### Extracted entries ###

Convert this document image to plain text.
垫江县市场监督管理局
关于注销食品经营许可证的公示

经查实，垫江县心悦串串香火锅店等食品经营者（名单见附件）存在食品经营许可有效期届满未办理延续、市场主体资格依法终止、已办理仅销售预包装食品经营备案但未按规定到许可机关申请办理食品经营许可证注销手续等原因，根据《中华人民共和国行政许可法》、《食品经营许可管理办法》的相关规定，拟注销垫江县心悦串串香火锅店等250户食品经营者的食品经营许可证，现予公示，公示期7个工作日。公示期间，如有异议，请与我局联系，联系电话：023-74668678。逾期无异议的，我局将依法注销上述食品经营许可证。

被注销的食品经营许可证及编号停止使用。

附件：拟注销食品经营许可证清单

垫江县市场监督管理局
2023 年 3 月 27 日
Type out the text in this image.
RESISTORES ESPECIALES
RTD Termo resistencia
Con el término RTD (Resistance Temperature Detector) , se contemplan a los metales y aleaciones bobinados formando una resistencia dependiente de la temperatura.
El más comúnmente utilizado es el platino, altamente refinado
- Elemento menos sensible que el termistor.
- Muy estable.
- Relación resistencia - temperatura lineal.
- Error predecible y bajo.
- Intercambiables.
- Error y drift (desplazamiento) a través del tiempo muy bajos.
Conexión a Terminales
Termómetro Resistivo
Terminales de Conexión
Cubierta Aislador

###

Goal: Write out every line of the material again, exactly as it reads.

Exercise response:
Convert this document image to plain text.
垫江县市场监督管理局
关于注销食品经营许可证的公示

经查实，垫江县心悦串串香火锅店等食品经营者（名单见附件）存在食品经营许可有效期届满未办理延续、市场主体资格依法终止、已办理仅销售预包装食品经营备案但未按规定到许可机关申请办理食品经营许可证注销手续等原因，根据《中华人民共和国行政许可法》、《食品经营许可管理办法》的相关规定，拟注销垫江县心悦串串香火锅店等250户食品经营者的食品经营许可证，现予公示，公示期7个工作日。公示期间，如有异议，请与我局联系，联系电话：023-74668678。逾期无异议的，我局将依法注销上述食品经营许可证。

被注销的食品经营许可证及编号停止使用。

附件：拟注销食品经营许可证清单

垫江县市场监督管理局
2023 年 3 月 27 日
Type out the text in this image.
RESISTORES ESPECIALES
RTD Termo resistencia
Con el término RTD (Resistance Temperature Detector) , se contemplan a los metales y aleaciones bobinados formando una resistencia dependiente de la temperatura.
El más comúnmente utilizado es el platino, altamente refinado
- Elemento menos sensible que el termistor.
- Muy estable.
- Relación resistencia - temperatura lineal.
- Error predecible y bajo.
- Intercambiables.
- Error y drift (desplazamiento) a través del tiempo muy bajos.
Conexión a Terminales
Termómetro Resistivo
Terminales de Conexión
Cubierta Aislador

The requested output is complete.